▶ What you need to do:
Write out every entry exactly as it appears.

▶ Task input:
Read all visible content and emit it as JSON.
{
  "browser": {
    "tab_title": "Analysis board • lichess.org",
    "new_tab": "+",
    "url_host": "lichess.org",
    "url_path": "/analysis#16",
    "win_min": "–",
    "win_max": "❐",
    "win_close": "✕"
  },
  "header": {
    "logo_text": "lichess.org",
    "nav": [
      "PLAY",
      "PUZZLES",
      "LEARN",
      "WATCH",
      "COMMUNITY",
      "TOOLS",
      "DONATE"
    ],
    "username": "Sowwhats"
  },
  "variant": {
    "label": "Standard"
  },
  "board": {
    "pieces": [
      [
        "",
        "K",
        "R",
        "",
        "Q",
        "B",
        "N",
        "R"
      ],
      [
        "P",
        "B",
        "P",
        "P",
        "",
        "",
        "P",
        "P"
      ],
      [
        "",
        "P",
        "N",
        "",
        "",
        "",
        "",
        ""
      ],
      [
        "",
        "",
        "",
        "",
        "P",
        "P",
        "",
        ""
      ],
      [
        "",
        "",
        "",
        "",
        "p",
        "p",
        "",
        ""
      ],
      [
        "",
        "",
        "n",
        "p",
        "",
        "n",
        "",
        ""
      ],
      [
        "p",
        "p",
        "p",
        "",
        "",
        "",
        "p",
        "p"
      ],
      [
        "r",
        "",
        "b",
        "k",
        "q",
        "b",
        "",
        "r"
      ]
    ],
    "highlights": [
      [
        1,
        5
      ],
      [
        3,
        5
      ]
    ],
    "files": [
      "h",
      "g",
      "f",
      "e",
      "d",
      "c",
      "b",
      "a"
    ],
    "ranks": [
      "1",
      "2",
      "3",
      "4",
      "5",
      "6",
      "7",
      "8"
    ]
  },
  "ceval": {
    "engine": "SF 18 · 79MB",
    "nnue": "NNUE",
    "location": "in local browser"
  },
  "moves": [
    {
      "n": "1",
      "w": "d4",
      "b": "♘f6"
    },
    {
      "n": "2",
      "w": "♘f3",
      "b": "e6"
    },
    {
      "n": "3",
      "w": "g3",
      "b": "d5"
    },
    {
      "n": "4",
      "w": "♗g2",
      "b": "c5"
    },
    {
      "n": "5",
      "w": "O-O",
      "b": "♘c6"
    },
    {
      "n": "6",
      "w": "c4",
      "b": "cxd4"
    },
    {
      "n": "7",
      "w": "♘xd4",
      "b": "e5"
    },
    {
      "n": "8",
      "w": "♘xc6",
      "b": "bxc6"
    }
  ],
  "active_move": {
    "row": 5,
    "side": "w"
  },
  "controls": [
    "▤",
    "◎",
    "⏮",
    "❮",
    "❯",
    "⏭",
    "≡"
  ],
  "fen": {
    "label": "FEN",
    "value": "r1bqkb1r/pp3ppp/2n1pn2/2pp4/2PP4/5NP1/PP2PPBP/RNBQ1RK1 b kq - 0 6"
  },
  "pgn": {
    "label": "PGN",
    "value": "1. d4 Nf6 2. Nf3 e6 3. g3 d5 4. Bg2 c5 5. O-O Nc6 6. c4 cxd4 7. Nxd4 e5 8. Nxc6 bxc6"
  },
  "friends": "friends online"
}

▶ Answer to the exercise:
Read all visible content and emit it as JSON.
{
  "browser": {
    "tab_title": "Analysis board • lichess.org",
    "new_tab": "+",
    "url_host": "lichess.org",
    "url_path": "/analysis#16",
    "win_min": "–",
    "win_max": "❐",
    "win_close": "✕"
  },
  "header": {
    "logo_text": "lichess.org",
    "nav": [
      "PLAY",
      "PUZZLES",
      "LEARN",
      "WATCH",
      "COMMUNITY",
      "TOOLS",
      "DONATE"
    ],
    "username": "Sowwhats"
  },
  "variant": {
    "label": "Standard"
  },
  "board": {
    "pieces": [
      [
        "",
        "K",
        "R",
        "",
        "Q",
        "B",
        "N",
        "R"
      ],
      [
        "P",
        "B",
        "P",
        "P",
        "",
        "",
        "P",
        "P"
      ],
      [
        "",
        "P",
        "N",
        "",
        "",
        "",
        "",
        ""
      ],
      [
        "",
        "",
        "",
        "",
        "P",
        "P",
        "",
        ""
      ],
      [
        "",
        "",
        "",
        "",
        "p",
        "p",
        "",
        ""
      ],
      [
        "",
        "",
        "n",
        "p",
        "",
        "n",
        "",
        ""
      ],
      [
        "p",
        "p",
        "p",
        "",
        "",
        "",
        "p",
        "p"
      ],
      [
        "r",
        "",
        "b",
        "k",
        "q",
        "b",
        "",
        "r"
      ]
    ],
    "highlights": [
      [
        1,
        5
      ],
      [
        3,
        5
      ]
    ],
    "files": [
      "h",
      "g",
      "f",
      "e",
      "d",
      "c",
      "b",
      "a"
    ],
    "ranks": [
      "1",
      "2",
      "3",
      "4",
      "5",
      "6",
      "7",
      "8"
    ]
  },
  "ceval": {
    "engine": "SF 18 · 79MB",
    "nnue": "NNUE",
    "location": "in local browser"
  },
  "moves": [
    {
      "n": "1",
      "w": "d4",
      "b": "♘f6"
    },
    {
      "n": "2",
      "w": "♘f3",
      "b": "e6"
    },
    {
      "n": "3",
      "w": "g3",
      "b": "d5"
    },
    {
      "n": "4",
      "w": "♗g2",
      "b": "c5"
    },
    {
      "n": "5",
      "w": "O-O",
      "b": "♘c6"
    },
    {
      "n": "6",
      "w": "c4",
      "b": "cxd4"
    },
    {
      "n": "7",
      "w": "♘xd4",
      "b": "e5"
    },
    {
      "n": "8",
      "w": "♘xc6",
      "b": "bxc6"
    }
  ],
  "active_move": {
    "row": 5,
    "side": "w"
  },
  "controls": [
    "▤",
    "◎",
    "⏮",
    "❮",
    "❯",
    "⏭",
    "≡"
  ],
  "fen": {
    "label": "FEN",
    "value": "r1bqkb1r/pp3ppp/2n1pn2/2pp4/2PP4/5NP1/PP2PPBP/RNBQ1RK1 b kq - 0 6"
  },
  "pgn": {
    "label": "PGN",
    "value": "1. d4 Nf6 2. Nf3 e6 3. g3 d5 4. Bg2 c5 5. O-O Nc6 6. c4 cxd4 7. Nxd4 e5 8. Nxc6 bxc6"
  },
  "friends": "friends online"
}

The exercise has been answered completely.